**EXERCISE INPUTS:**

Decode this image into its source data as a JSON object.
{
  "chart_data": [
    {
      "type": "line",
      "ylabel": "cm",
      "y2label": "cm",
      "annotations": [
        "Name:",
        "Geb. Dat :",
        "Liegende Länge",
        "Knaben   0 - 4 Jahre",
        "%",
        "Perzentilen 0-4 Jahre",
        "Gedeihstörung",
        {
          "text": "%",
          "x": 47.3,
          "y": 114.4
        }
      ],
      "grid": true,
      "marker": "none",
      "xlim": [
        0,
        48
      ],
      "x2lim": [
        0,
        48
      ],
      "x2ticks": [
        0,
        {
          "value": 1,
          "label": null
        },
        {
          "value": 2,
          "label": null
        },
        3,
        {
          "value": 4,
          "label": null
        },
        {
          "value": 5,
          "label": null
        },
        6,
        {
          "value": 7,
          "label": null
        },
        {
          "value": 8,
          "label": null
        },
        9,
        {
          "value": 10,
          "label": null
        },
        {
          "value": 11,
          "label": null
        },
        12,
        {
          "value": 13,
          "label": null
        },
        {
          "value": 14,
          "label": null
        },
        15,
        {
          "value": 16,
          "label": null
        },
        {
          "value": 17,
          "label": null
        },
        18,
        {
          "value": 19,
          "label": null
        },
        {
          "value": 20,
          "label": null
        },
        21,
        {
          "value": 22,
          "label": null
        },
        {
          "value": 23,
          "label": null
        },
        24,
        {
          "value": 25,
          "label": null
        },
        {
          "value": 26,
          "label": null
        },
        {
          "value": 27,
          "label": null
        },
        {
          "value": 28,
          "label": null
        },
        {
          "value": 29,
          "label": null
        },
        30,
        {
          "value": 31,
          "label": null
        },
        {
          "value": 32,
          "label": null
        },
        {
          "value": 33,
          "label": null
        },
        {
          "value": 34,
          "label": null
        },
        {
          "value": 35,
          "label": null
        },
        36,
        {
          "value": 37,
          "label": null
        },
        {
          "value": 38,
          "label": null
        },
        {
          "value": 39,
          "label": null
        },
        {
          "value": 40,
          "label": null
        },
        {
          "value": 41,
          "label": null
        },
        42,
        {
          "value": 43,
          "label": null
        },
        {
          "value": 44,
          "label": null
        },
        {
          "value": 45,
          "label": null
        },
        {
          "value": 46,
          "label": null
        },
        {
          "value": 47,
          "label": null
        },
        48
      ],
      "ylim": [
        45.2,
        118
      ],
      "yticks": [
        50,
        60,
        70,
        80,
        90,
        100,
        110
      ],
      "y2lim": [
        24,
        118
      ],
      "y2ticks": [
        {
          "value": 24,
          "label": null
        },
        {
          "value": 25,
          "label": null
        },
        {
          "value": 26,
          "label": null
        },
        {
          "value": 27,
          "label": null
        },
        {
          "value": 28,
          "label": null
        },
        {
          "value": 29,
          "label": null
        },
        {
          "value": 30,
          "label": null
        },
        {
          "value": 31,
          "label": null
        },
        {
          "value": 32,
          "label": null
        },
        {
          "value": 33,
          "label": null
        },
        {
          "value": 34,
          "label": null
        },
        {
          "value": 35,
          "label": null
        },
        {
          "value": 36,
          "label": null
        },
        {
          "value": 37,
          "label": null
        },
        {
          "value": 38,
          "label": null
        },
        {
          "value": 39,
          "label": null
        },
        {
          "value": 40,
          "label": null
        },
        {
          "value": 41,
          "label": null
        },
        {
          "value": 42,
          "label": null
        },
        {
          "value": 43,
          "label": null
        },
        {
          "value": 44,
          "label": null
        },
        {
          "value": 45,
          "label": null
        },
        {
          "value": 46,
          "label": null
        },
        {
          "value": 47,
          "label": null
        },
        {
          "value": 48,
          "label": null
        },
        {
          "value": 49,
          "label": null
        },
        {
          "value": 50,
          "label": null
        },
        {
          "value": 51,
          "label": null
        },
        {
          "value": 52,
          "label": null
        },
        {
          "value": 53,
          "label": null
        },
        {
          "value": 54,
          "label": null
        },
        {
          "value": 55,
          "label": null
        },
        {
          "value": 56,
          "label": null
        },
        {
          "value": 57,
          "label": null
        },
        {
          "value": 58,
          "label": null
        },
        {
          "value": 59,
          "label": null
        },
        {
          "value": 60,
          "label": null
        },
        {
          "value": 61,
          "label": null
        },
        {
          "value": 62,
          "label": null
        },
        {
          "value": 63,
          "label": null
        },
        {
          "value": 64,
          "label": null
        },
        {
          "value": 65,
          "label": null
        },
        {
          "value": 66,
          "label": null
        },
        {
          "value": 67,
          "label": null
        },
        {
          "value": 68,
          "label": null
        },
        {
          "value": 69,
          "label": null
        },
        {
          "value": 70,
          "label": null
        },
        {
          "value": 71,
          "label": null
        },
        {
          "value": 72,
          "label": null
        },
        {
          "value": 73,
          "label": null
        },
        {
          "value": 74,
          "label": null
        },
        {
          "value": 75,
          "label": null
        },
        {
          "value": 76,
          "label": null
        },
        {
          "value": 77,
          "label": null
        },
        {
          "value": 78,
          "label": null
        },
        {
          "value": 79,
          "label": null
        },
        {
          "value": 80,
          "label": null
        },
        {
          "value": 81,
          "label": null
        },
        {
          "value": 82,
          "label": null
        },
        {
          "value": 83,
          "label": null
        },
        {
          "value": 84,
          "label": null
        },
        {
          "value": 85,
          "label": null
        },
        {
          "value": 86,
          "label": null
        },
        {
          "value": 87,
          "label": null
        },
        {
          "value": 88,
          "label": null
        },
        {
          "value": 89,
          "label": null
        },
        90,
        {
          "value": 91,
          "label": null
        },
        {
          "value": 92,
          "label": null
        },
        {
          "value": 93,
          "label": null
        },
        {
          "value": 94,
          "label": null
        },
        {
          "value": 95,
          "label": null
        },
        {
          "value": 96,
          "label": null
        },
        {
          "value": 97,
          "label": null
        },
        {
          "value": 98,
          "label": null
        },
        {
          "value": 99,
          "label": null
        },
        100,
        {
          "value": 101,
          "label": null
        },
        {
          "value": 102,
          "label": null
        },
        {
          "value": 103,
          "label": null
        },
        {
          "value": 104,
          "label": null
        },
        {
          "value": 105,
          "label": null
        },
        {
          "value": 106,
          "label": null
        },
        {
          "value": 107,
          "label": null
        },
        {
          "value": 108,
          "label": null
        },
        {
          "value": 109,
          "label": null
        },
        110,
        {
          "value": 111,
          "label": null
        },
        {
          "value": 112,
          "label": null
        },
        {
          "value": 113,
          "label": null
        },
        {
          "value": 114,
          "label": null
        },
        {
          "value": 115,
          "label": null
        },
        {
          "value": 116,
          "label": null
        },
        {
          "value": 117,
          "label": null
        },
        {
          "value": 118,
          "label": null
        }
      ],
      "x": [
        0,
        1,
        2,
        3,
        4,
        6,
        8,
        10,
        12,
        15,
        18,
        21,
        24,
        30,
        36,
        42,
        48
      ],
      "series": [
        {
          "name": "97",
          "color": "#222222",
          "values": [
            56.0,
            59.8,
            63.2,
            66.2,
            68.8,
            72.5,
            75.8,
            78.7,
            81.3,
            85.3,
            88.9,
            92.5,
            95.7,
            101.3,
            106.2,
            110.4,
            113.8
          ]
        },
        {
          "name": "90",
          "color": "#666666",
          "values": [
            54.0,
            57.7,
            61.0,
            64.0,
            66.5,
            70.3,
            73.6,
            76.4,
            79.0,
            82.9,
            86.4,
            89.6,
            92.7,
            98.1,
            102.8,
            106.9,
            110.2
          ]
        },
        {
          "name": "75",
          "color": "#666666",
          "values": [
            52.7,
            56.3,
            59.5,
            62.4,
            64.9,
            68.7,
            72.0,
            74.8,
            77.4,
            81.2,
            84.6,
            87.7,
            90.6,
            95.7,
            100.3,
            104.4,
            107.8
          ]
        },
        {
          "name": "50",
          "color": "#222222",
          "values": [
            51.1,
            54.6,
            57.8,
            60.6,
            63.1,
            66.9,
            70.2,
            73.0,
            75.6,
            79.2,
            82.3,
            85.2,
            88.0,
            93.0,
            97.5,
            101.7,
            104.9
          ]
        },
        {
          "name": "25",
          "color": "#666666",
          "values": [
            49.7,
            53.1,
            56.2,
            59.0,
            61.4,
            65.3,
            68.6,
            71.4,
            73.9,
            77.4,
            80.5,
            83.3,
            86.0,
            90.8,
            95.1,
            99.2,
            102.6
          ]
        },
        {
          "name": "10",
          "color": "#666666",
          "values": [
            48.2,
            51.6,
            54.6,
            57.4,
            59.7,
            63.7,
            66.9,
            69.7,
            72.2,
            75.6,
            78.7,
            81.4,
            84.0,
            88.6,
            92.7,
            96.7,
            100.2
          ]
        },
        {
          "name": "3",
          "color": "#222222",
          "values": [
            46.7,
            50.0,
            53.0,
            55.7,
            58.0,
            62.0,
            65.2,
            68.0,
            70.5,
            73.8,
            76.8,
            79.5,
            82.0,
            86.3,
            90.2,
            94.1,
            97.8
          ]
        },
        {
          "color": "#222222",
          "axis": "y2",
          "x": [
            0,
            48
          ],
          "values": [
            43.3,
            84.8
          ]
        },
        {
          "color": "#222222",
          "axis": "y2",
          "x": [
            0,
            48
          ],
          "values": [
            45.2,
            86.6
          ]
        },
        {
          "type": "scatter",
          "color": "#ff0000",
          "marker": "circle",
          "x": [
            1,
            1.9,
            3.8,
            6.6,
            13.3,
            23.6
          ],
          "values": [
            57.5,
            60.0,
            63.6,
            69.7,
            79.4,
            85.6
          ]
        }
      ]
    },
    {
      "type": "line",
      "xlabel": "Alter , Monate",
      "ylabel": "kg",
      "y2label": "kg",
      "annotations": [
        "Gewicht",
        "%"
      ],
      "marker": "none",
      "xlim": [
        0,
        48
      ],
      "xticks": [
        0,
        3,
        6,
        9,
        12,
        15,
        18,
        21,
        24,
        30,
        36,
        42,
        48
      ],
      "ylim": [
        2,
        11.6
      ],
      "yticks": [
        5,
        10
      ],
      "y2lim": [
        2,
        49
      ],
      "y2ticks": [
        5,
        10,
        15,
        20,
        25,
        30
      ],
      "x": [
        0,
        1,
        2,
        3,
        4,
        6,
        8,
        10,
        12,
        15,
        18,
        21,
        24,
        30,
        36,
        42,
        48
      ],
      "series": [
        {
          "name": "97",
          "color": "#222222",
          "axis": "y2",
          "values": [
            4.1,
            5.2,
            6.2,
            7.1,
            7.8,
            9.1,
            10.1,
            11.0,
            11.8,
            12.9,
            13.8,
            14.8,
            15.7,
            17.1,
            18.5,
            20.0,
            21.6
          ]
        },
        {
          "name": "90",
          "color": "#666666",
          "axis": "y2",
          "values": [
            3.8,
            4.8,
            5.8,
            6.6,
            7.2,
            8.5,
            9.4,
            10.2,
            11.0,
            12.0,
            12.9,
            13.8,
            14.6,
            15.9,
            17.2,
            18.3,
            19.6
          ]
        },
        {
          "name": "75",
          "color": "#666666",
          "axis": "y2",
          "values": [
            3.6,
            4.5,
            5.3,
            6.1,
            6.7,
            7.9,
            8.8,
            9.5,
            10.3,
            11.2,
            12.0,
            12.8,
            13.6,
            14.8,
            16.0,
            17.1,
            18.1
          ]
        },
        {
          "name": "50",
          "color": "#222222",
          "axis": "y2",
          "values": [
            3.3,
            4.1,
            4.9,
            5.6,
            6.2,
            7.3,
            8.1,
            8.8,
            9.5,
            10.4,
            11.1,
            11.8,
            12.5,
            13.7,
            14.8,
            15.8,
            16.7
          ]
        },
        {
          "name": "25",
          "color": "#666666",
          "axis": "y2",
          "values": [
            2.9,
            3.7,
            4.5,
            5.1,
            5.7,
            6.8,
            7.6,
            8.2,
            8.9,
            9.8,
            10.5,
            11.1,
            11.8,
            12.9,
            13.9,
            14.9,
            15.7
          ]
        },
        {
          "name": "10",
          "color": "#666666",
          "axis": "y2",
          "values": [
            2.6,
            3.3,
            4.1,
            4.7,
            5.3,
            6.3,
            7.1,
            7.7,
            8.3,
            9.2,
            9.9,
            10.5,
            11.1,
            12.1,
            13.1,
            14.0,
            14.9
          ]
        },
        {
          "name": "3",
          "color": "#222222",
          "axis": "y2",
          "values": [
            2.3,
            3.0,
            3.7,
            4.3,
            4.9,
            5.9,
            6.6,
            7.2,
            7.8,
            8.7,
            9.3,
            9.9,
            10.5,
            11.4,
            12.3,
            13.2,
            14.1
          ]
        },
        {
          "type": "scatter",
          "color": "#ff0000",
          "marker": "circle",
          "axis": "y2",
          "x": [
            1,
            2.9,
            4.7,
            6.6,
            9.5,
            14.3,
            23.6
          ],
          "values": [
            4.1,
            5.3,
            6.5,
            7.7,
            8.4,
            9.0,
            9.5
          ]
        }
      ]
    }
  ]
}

**TASK OBJECTIVE:** Go through the listing above and work out how many lines contain the string "Jahre". Reply with the number alone.

**TASK RESPONSE:** 2